──────── Input material ────────

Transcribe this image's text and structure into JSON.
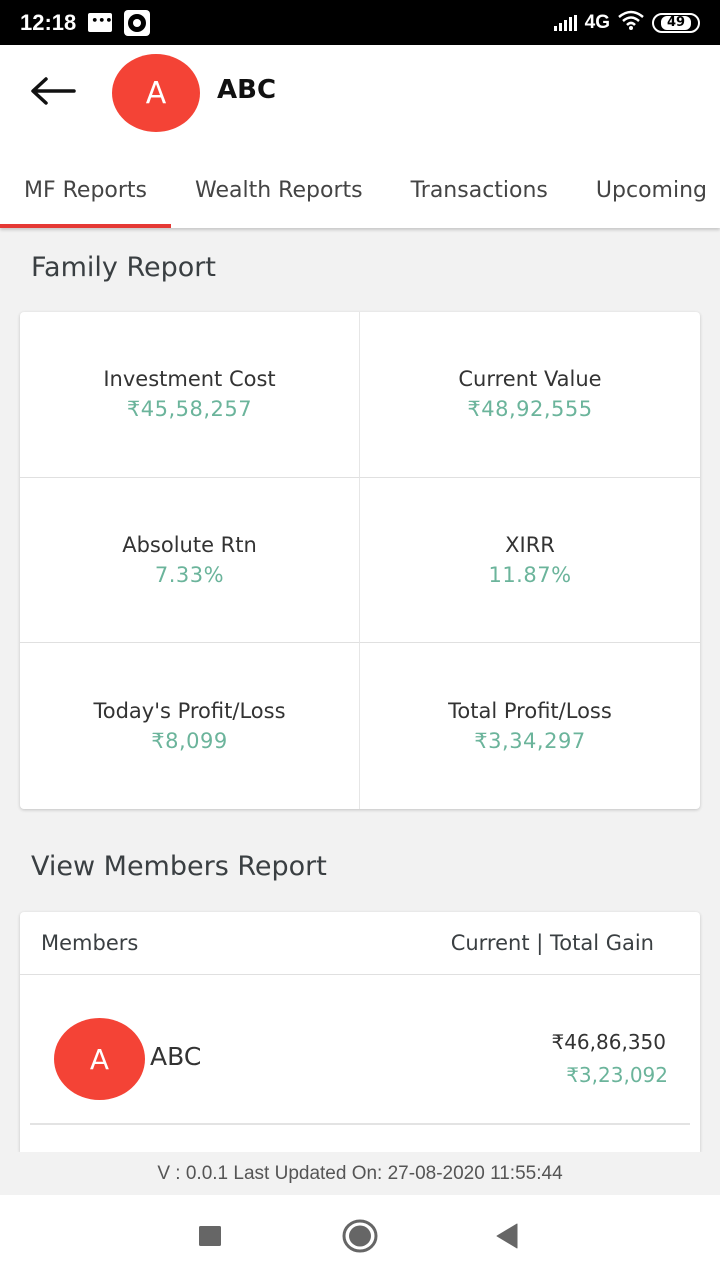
{
  "status_bar": {
    "time": "12:18",
    "network": "4G",
    "battery": "49",
    "icons": [
      "message-icon",
      "screen-record-icon",
      "signal-icon",
      "wifi-icon",
      "battery-icon"
    ]
  },
  "header": {
    "back_icon": "arrow-left-icon",
    "avatar_initial": "A",
    "name": "ABC",
    "brand_color": "#f44336"
  },
  "tabs": [
    {
      "label": "MF Reports",
      "active": true
    },
    {
      "label": "Wealth Reports",
      "active": false
    },
    {
      "label": "Transactions",
      "active": false
    },
    {
      "label": "Upcoming",
      "active": false
    }
  ],
  "family_report": {
    "title": "Family Report",
    "metrics": [
      {
        "label": "Investment Cost",
        "value": "₹45,58,257"
      },
      {
        "label": "Current Value",
        "value": "₹48,92,555"
      },
      {
        "label": "Absolute Rtn",
        "value": "7.33%"
      },
      {
        "label": "XIRR",
        "value": "11.87%"
      },
      {
        "label": "Today's Profit/Loss",
        "value": "₹8,099"
      },
      {
        "label": "Total Profit/Loss",
        "value": "₹3,34,297"
      }
    ],
    "value_color": "#6bb49b"
  },
  "members_report": {
    "title": "View Members Report",
    "col_members": "Members",
    "col_values": "Current | Total Gain",
    "members": [
      {
        "initial": "A",
        "name": "ABC",
        "current": "₹46,86,350",
        "gain": "₹3,23,092"
      }
    ]
  },
  "footer": {
    "text": "V : 0.0.1 Last Updated On: 27-08-2020 11:55:44"
  },
  "nav": {
    "recents": "recents-square-icon",
    "home": "home-circle-icon",
    "back": "back-triangle-icon"
  }
}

────────

*Objective*:
Repeat everything in the records precisely. Images are excluded from the copy.

*Response*:
Transcribe this image's text and structure into JSON.
{
  "status_bar": {
    "time": "12:18",
    "network": "4G",
    "battery": "49",
    "icons": [
      "message-icon",
      "screen-record-icon",
      "signal-icon",
      "wifi-icon",
      "battery-icon"
    ]
  },
  "header": {
    "back_icon": "arrow-left-icon",
    "avatar_initial": "A",
    "name": "ABC",
    "brand_color": "#f44336"
  },
  "tabs": [
    {
      "label": "MF Reports",
      "active": true
    },
    {
      "label": "Wealth Reports",
      "active": false
    },
    {
      "label": "Transactions",
      "active": false
    },
    {
      "label": "Upcoming",
      "active": false
    }
  ],
  "family_report": {
    "title": "Family Report",
    "metrics": [
      {
        "label": "Investment Cost",
        "value": "₹45,58,257"
      },
      {
        "label": "Current Value",
        "value": "₹48,92,555"
      },
      {
        "label": "Absolute Rtn",
        "value": "7.33%"
      },
      {
        "label": "XIRR",
        "value": "11.87%"
      },
      {
        "label": "Today's Profit/Loss",
        "value": "₹8,099"
      },
      {
        "label": "Total Profit/Loss",
        "value": "₹3,34,297"
      }
    ],
    "value_color": "#6bb49b"
  },
  "members_report": {
    "title": "View Members Report",
    "col_members": "Members",
    "col_values": "Current | Total Gain",
    "members": [
      {
        "initial": "A",
        "name": "ABC",
        "current": "₹46,86,350",
        "gain": "₹3,23,092"
      }
    ]
  },
  "footer": {
    "text": "V : 0.0.1 Last Updated On: 27-08-2020 11:55:44"
  },
  "nav": {
    "recents": "recents-square-icon",
    "home": "home-circle-icon",
    "back": "back-triangle-icon"
  }
}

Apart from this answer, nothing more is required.